BEGIN Extract

17. Islam views life as a compact whole and economics is one of its most important components. The Islamic economic system is balanced and everything in the system has its right place. Everything is for the benefit and welfare of mankind based upon the principle that everyone has a responsible and honest role in meeting the needs of the body and the soul, the physical and the spiritual. In sum, the Islamic economic system encompasses all aspects of man’s activities. The State is there to bring all productive resources into use for the welfare of its citizens in a lawful and halal manner. In other words, the system stands for simplicity, modesty, charity, mutual help and cooperation. It denounces miserliness, greed, extravagance and unnecessary wastage.

18. One estimate puts the global financial economy at about 12 times the entire economy of the world. Of this, the derivative market, with an estimated value of nearly 500 trillion US dollars, forms the largest portion, with the stock market at 50 trillion dollars and the bond market at 45 trillion dollars. What is particularly notable, and at the same time worrying, is that the financial economy is becoming increasingly estranged from the real economy. Financial economy used to be a mirror or reflection of, and driven by, the real economy. Now the reverse seems to be the case. Some observers refer to this phenomenon as “financialisation”. It is the situation in which investors no longer look for dividends but behave rather like gamblers speculating and betting on price movements and even on the collapse of national economies. This development magnifies the dangers and risks of speculation much feared by many economists.

19. The trend and reality that I have just mentioned will surely cause more uncertainties and risks to our world. These uncertainties and risks demand the highest level of collective wisdom and commitment from our governments and leaders in their charting the course for the future.

END Extract
BEGIN Supplied data

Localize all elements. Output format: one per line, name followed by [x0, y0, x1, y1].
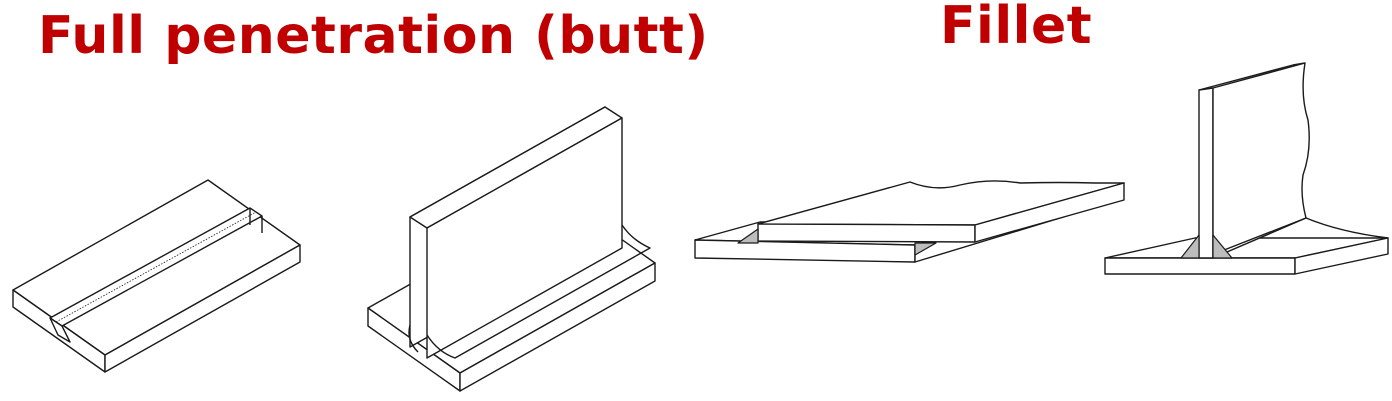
tf-web-top-corner	[1292, 62, 1306, 66]
tf-web-top-edge	[1198, 64, 1294, 91]
lap-joint-fillet-figure	[694, 180, 1125, 263]
t-joint-fillet-figure	[1104, 62, 1389, 275]
t-base-side-face	[459, 262, 656, 392]
butt-weld-seam	[55, 211, 257, 323]
butt-joint-plates-figure	[12, 179, 301, 373]
tf-web-side-face	[1212, 62, 1310, 259]
tf-fillet-weld-left	[1180, 234, 1200, 259]
tf-fillet-weld-right	[1212, 234, 1233, 259]
butt-plate-side-face	[104, 244, 301, 373]
t-weld-root-curve	[408, 324, 419, 353]
lap-fillet-weld-left	[737, 228, 759, 244]
lap-fillet-weld-right	[914, 242, 937, 256]
butt-weld-heading: Full penetration (butt)	[38, 6, 709, 66]
lap-upper-plate-top	[757, 180, 1125, 226]
t-web-side-face	[426, 117, 623, 359]
tf-base-side-face	[1294, 237, 1389, 275]
tf-web-front-edge	[1198, 87, 1214, 259]
fillet-weld-heading: Fillet	[940, 0, 1093, 56]
tf-weld-fillet-line	[1218, 217, 1389, 253]
t-weld-fillet-transition	[426, 224, 651, 359]
butt-weld-section	[49, 317, 71, 343]
t-joint-full-penetration-figure	[367, 106, 656, 392]
tf-base-front-face	[1104, 257, 1296, 275]
lap-upper-plate-side	[974, 182, 1125, 243]
lap-upper-plate-front	[757, 223, 976, 243]
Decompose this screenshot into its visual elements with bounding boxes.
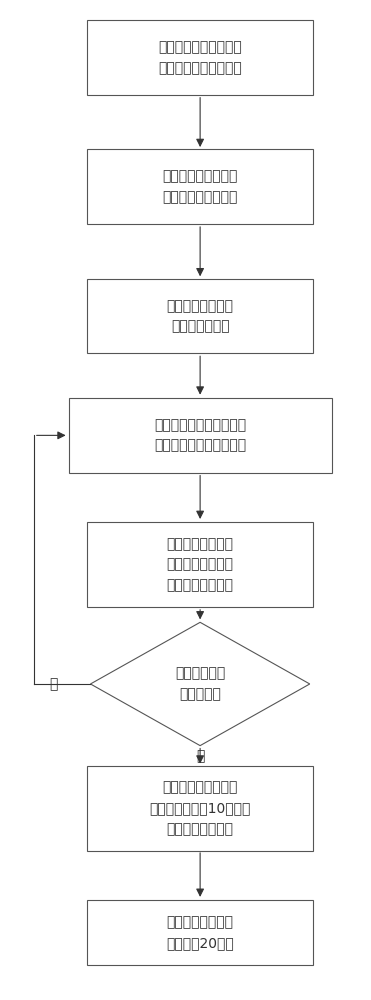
Bar: [87, 279, 313, 353]
Text: 用氢氧化铈粉末擦拭
碳化硅基底表面10分钟，
然后用水冲洗洁净: 用氢氧化铈粉末擦拭 碳化硅基底表面10分钟， 然后用水冲洗洁净: [150, 781, 251, 836]
Text: 按比例配制硝酸和
氢氟酸混合溶液: 按比例配制硝酸和 氢氟酸混合溶液: [167, 299, 234, 333]
Text: 否: 否: [50, 677, 58, 691]
Text: 用氢氧化钠溶液清洁镀
有硅厚膜的碳化硅基底: 用氢氧化钠溶液清洁镀 有硅厚膜的碳化硅基底: [158, 40, 242, 75]
Bar: [87, 149, 313, 224]
Bar: [69, 398, 332, 473]
Text: 用碳酸钙粉末擦拭
碳化硅基底表面，
然后用水冲洗洁净: 用碳酸钙粉末擦拭 碳化硅基底表面， 然后用水冲洗洁净: [167, 537, 234, 592]
Text: 用硝酸溶液清洁镀有
硅厚膜的碳化硅基底: 用硝酸溶液清洁镀有 硅厚膜的碳化硅基底: [162, 169, 238, 204]
Bar: [87, 900, 313, 965]
Bar: [87, 20, 313, 95]
Bar: [87, 766, 313, 851]
Text: 用脱脂棉蘸取硝酸与氢氟
酸混合溶液涂于硅厚膜上: 用脱脂棉蘸取硝酸与氢氟 酸混合溶液涂于硅厚膜上: [154, 418, 246, 453]
Text: 用乙醇超声清洗碳
化硅基底20分钟: 用乙醇超声清洗碳 化硅基底20分钟: [166, 915, 234, 950]
Polygon shape: [91, 622, 310, 746]
Bar: [87, 522, 313, 607]
Text: 检查硅厚膜是
否彻底清除: 检查硅厚膜是 否彻底清除: [175, 667, 225, 701]
Text: 是: 是: [196, 750, 204, 764]
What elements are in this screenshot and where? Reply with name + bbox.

END Supplied data

> _Set tasks_:
a - Repeat part of the economics passage word for word: begin at "19. The trend" and stop after "for the future.".
b - Please state the estimated value that the economics passage gives for the derivative market.
The data is not needed for anything here.

> _Answers below_:
a -
19. The trend and reality that I have just mentioned will surely cause more uncertainties and risks to our world. These uncertainties and risks demand the highest level of collective wisdom and commitment from our governments and leaders in their charting the course for the future.

b - Nearly 500 trillion US dollars.